=== WRITTEN EXERCISE ===
Transcribe the full listing below exactly.

=== INPUT MATERIAL ===
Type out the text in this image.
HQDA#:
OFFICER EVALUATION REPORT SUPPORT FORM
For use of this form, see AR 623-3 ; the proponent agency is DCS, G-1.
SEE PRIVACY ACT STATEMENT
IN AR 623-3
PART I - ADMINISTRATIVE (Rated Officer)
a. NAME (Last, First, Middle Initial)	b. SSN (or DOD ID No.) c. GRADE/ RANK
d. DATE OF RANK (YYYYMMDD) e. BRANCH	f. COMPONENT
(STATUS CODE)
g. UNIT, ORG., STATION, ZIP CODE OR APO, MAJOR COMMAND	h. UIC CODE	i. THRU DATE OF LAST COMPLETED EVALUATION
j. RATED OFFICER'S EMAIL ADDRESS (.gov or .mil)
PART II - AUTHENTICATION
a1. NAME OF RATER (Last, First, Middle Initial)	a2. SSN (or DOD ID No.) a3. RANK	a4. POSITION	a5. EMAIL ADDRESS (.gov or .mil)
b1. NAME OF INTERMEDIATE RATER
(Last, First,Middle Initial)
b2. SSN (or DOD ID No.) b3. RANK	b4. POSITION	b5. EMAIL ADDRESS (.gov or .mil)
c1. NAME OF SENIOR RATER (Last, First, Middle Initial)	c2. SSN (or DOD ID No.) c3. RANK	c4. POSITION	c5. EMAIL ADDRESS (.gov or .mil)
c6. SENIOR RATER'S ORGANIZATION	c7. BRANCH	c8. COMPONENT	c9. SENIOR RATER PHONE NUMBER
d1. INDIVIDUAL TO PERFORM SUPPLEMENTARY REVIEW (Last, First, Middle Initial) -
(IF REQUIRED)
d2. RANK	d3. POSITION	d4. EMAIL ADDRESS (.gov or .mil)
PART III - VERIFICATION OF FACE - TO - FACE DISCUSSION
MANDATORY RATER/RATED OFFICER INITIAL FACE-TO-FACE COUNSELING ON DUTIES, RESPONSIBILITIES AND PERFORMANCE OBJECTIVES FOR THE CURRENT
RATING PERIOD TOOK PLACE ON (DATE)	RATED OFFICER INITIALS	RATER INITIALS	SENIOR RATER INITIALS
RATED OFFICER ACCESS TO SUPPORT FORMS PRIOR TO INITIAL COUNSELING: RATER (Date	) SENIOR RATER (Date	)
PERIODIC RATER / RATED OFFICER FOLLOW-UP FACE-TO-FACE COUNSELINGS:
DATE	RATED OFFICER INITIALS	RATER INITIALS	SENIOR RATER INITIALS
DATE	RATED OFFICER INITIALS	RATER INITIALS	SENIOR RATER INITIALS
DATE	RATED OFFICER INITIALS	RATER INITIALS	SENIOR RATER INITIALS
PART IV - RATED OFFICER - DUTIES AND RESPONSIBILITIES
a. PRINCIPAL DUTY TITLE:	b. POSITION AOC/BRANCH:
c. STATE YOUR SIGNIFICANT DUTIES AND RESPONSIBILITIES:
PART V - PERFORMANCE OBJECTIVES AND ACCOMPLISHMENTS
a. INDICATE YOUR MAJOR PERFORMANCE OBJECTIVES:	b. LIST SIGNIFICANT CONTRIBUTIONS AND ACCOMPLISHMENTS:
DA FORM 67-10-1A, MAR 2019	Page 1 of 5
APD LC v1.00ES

=== OUTPUT ===
Type out the text in this image.
HQDA#:
OFFICER EVALUATION REPORT SUPPORT FORM
For use of this form, see AR 623-3 ; the proponent agency is DCS, G-1.
SEE PRIVACY ACT STATEMENT
IN AR 623-3
PART I - ADMINISTRATIVE (Rated Officer)
a. NAME (Last, First, Middle Initial)	b. SSN (or DOD ID No.) c. GRADE/ RANK
d. DATE OF RANK (YYYYMMDD) e. BRANCH	f. COMPONENT
(STATUS CODE)
g. UNIT, ORG., STATION, ZIP CODE OR APO, MAJOR COMMAND	h. UIC CODE	i. THRU DATE OF LAST COMPLETED EVALUATION
j. RATED OFFICER'S EMAIL ADDRESS (.gov or .mil)
PART II - AUTHENTICATION
a1. NAME OF RATER (Last, First, Middle Initial)	a2. SSN (or DOD ID No.) a3. RANK	a4. POSITION	a5. EMAIL ADDRESS (.gov or .mil)
b1. NAME OF INTERMEDIATE RATER
(Last, First,Middle Initial)
b2. SSN (or DOD ID No.) b3. RANK	b4. POSITION	b5. EMAIL ADDRESS (.gov or .mil)
c1. NAME OF SENIOR RATER (Last, First, Middle Initial)	c2. SSN (or DOD ID No.) c3. RANK	c4. POSITION	c5. EMAIL ADDRESS (.gov or .mil)
c6. SENIOR RATER'S ORGANIZATION	c7. BRANCH	c8. COMPONENT	c9. SENIOR RATER PHONE NUMBER
d1. INDIVIDUAL TO PERFORM SUPPLEMENTARY REVIEW (Last, First, Middle Initial) -
(IF REQUIRED)
d2. RANK	d3. POSITION	d4. EMAIL ADDRESS (.gov or .mil)
PART III - VERIFICATION OF FACE - TO - FACE DISCUSSION
MANDATORY RATER/RATED OFFICER INITIAL FACE-TO-FACE COUNSELING ON DUTIES, RESPONSIBILITIES AND PERFORMANCE OBJECTIVES FOR THE CURRENT
RATING PERIOD TOOK PLACE ON (DATE)	RATED OFFICER INITIALS	RATER INITIALS	SENIOR RATER INITIALS
RATED OFFICER ACCESS TO SUPPORT FORMS PRIOR TO INITIAL COUNSELING: RATER (Date	) SENIOR RATER (Date	)
PERIODIC RATER / RATED OFFICER FOLLOW-UP FACE-TO-FACE COUNSELINGS:
DATE	RATED OFFICER INITIALS	RATER INITIALS	SENIOR RATER INITIALS
DATE	RATED OFFICER INITIALS	RATER INITIALS	SENIOR RATER INITIALS
DATE	RATED OFFICER INITIALS	RATER INITIALS	SENIOR RATER INITIALS
PART IV - RATED OFFICER - DUTIES AND RESPONSIBILITIES
a. PRINCIPAL DUTY TITLE:	b. POSITION AOC/BRANCH:
c. STATE YOUR SIGNIFICANT DUTIES AND RESPONSIBILITIES:
PART V - PERFORMANCE OBJECTIVES AND ACCOMPLISHMENTS
a. INDICATE YOUR MAJOR PERFORMANCE OBJECTIVES:	b. LIST SIGNIFICANT CONTRIBUTIONS AND ACCOMPLISHMENTS:
DA FORM 67-10-1A, MAR 2019	Page 1 of 5
APD LC v1.00ES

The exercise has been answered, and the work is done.